start Records shown

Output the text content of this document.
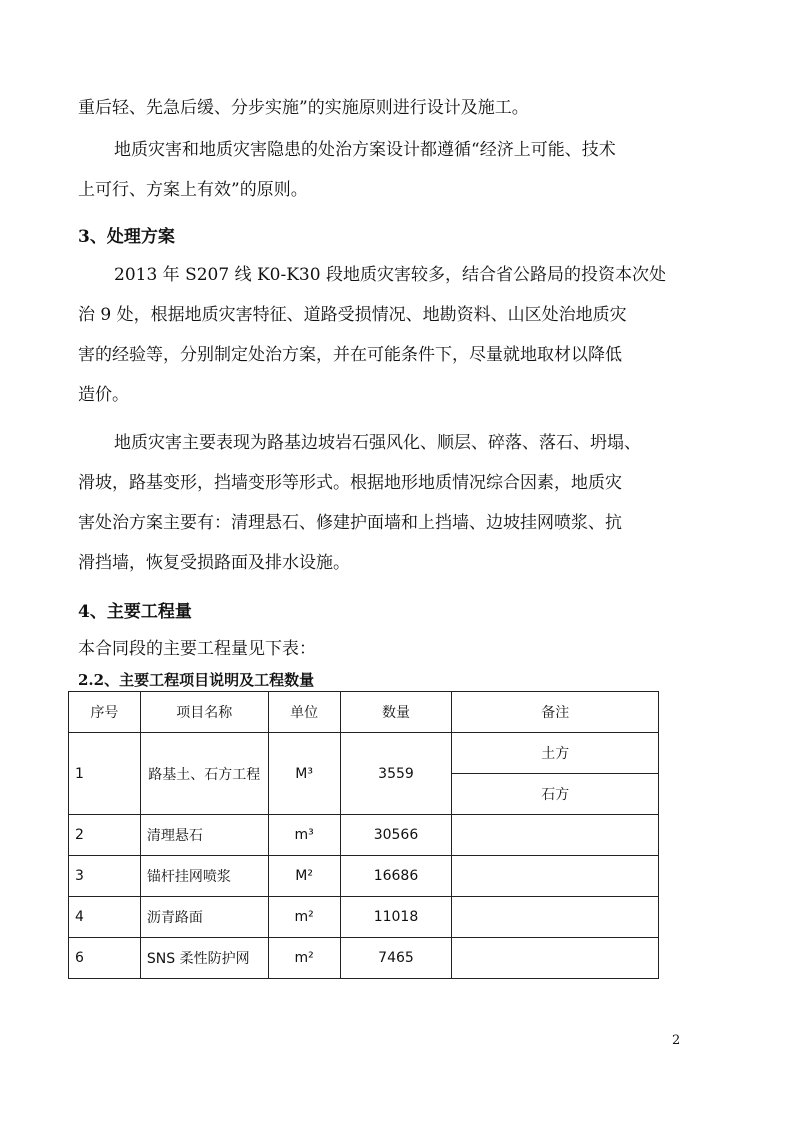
重后轻、先急后缓、分步实施”的实施原则进行设计及施工。
地质灾害和地质灾害隐患的处治方案设计都遵循“经济上可能、技术
上可行、方案上有效”的原则。
3、处理方案
2013 年 S207 线 K0-K30 段地质灾害较多，结合省公路局的投资本次处
治 9 处，根据地质灾害特征、道路受损情况、地勘资料、山区处治地质灾
害的经验等，分别制定处治方案，并在可能条件下，尽量就地取材以降低
造价。
地质灾害主要表现为路基边坡岩石强风化、顺层、碎落、落石、坍塌、
滑坡，路基变形，挡墙变形等形式。根据地形地质情况综合因素，地质灾
害处治方案主要有：清理悬石、修建护面墙和上挡墙、边坡挂网喷浆、抗
滑挡墙，恢复受损路面及排水设施。
4、主要工程量
本合同段的主要工程量见下表：
2.2、主要工程项目说明及工程数量
序号	项目名称	单位	数量	备注
1	路基土、石方工程	M³	3559	土方
				石方
2	清理悬石	m³	30566	
3	锚杆挂网喷浆	M²	16686	
4	沥青路面	m²	11018	
6	SNS 柔性防护网	m²	7465	
2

end Records shown

*Problem details:* Transcribe every entry word for word, but skip the pictures.

*Completed exercise:*
Output the text content of this document.
重后轻、先急后缓、分步实施”的实施原则进行设计及施工。
地质灾害和地质灾害隐患的处治方案设计都遵循“经济上可能、技术
上可行、方案上有效”的原则。
3、处理方案
2013 年 S207 线 K0-K30 段地质灾害较多，结合省公路局的投资本次处
治 9 处，根据地质灾害特征、道路受损情况、地勘资料、山区处治地质灾
害的经验等，分别制定处治方案，并在可能条件下，尽量就地取材以降低
造价。
地质灾害主要表现为路基边坡岩石强风化、顺层、碎落、落石、坍塌、
滑坡，路基变形，挡墙变形等形式。根据地形地质情况综合因素，地质灾
害处治方案主要有：清理悬石、修建护面墙和上挡墙、边坡挂网喷浆、抗
滑挡墙，恢复受损路面及排水设施。
4、主要工程量
本合同段的主要工程量见下表：
2.2、主要工程项目说明及工程数量
序号	项目名称	单位	数量	备注
1	路基土、石方工程	M³	3559	土方
				石方
2	清理悬石	m³	30566	
3	锚杆挂网喷浆	M²	16686	
4	沥青路面	m²	11018	
6	SNS 柔性防护网	m²	7465	
2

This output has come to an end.